* [PROBLEM REQUIREMENTS]:
Copy the lines of every record below word for word, leaving out the pictures.
▼
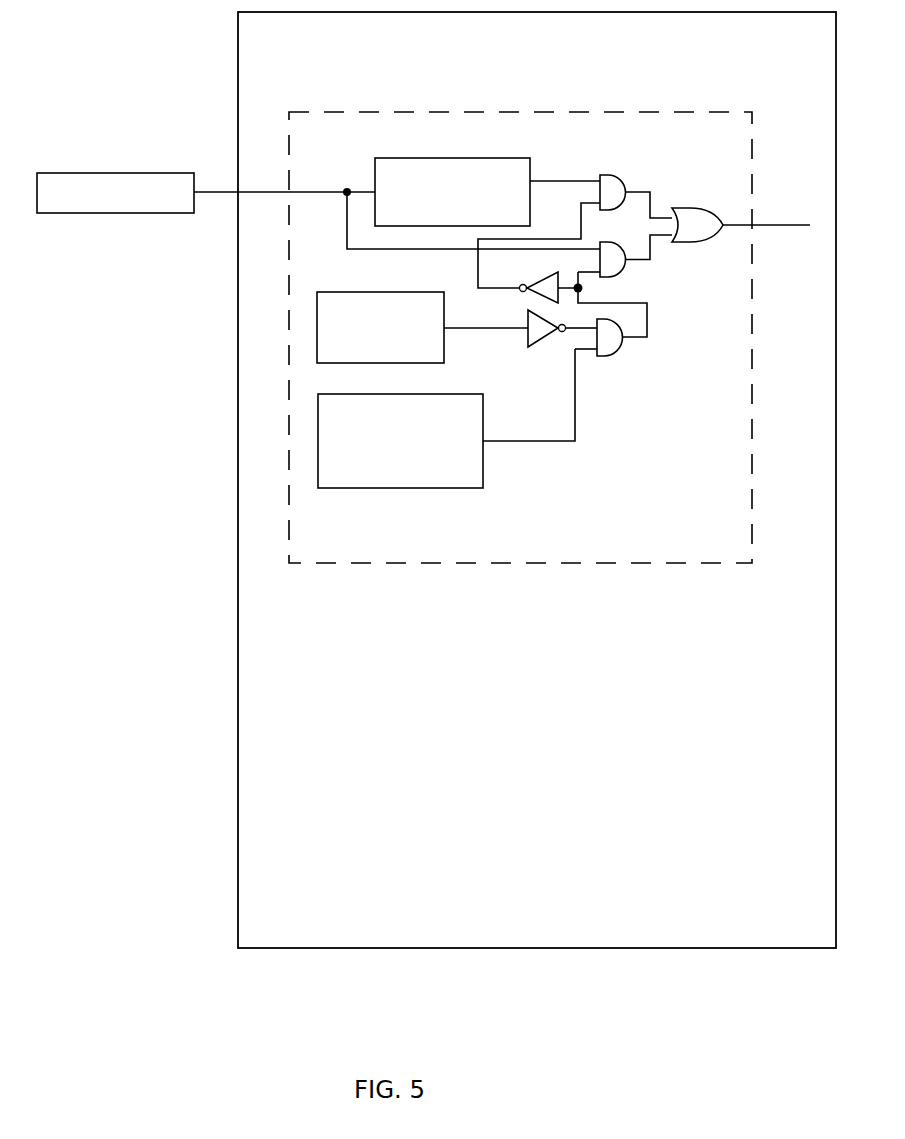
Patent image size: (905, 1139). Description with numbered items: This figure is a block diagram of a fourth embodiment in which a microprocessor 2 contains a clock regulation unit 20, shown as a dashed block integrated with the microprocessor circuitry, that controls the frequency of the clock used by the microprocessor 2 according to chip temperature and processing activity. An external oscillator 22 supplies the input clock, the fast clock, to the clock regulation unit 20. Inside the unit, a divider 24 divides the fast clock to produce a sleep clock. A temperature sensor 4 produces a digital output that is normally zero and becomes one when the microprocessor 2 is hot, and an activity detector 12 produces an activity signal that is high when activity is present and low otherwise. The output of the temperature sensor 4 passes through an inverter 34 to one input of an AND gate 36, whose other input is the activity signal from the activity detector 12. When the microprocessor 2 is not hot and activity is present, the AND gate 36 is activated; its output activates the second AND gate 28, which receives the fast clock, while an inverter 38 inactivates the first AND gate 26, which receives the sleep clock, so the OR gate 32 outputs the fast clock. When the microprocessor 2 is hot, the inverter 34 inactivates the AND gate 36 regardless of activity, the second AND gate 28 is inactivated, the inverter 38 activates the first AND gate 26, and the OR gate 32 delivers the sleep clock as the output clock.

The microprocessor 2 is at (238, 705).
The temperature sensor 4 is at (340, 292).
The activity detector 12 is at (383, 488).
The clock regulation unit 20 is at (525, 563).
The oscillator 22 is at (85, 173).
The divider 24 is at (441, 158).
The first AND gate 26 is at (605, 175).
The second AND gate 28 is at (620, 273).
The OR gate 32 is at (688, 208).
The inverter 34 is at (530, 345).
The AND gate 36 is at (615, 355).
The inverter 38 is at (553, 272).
▲
* [FINISHED TASK]:
Patent image size: (905, 1139). Description with numbered items: This figure is a block diagram of a fourth embodiment in which a microprocessor 2 contains a clock regulation unit 20, shown as a dashed block integrated with the microprocessor circuitry, that controls the frequency of the clock used by the microprocessor 2 according to chip temperature and processing activity. An external oscillator 22 supplies the input clock, the fast clock, to the clock regulation unit 20. Inside the unit, a divider 24 divides the fast clock to produce a sleep clock. A temperature sensor 4 produces a digital output that is normally zero and becomes one when the microprocessor 2 is hot, and an activity detector 12 produces an activity signal that is high when activity is present and low otherwise. The output of the temperature sensor 4 passes through an inverter 34 to one input of an AND gate 36, whose other input is the activity signal from the activity detector 12. When the microprocessor 2 is not hot and activity is present, the AND gate 36 is activated; its output activates the second AND gate 28, which receives the fast clock, while an inverter 38 inactivates the first AND gate 26, which receives the sleep clock, so the OR gate 32 outputs the fast clock. When the microprocessor 2 is hot, the inverter 34 inactivates the AND gate 36 regardless of activity, the second AND gate 28 is inactivated, the inverter 38 activates the first AND gate 26, and the OR gate 32 delivers the sleep clock as the output clock.

The microprocessor 2 is at (238, 705).
The temperature sensor 4 is at (340, 292).
The activity detector 12 is at (383, 488).
The clock regulation unit 20 is at (525, 563).
The oscillator 22 is at (85, 173).
The divider 24 is at (441, 158).
The first AND gate 26 is at (605, 175).
The second AND gate 28 is at (620, 273).
The OR gate 32 is at (688, 208).
The inverter 34 is at (530, 345).
The AND gate 36 is at (615, 355).
The inverter 38 is at (553, 272).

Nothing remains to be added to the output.